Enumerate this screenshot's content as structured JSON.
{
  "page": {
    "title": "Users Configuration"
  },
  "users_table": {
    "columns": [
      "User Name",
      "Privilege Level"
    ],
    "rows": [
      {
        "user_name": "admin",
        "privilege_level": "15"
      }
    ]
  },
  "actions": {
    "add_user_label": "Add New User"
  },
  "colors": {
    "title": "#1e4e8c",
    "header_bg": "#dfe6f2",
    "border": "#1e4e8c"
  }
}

WHAT YOU ARE ASKED TO DO -
Type the whole listing again, unaltered.

ANSWER TO THIS TASK -
Enumerate this screenshot's content as structured JSON.
{
  "page": {
    "title": "Users Configuration"
  },
  "users_table": {
    "columns": [
      "User Name",
      "Privilege Level"
    ],
    "rows": [
      {
        "user_name": "admin",
        "privilege_level": "15"
      }
    ]
  },
  "actions": {
    "add_user_label": "Add New User"
  },
  "colors": {
    "title": "#1e4e8c",
    "header_bg": "#dfe6f2",
    "border": "#1e4e8c"
  }
}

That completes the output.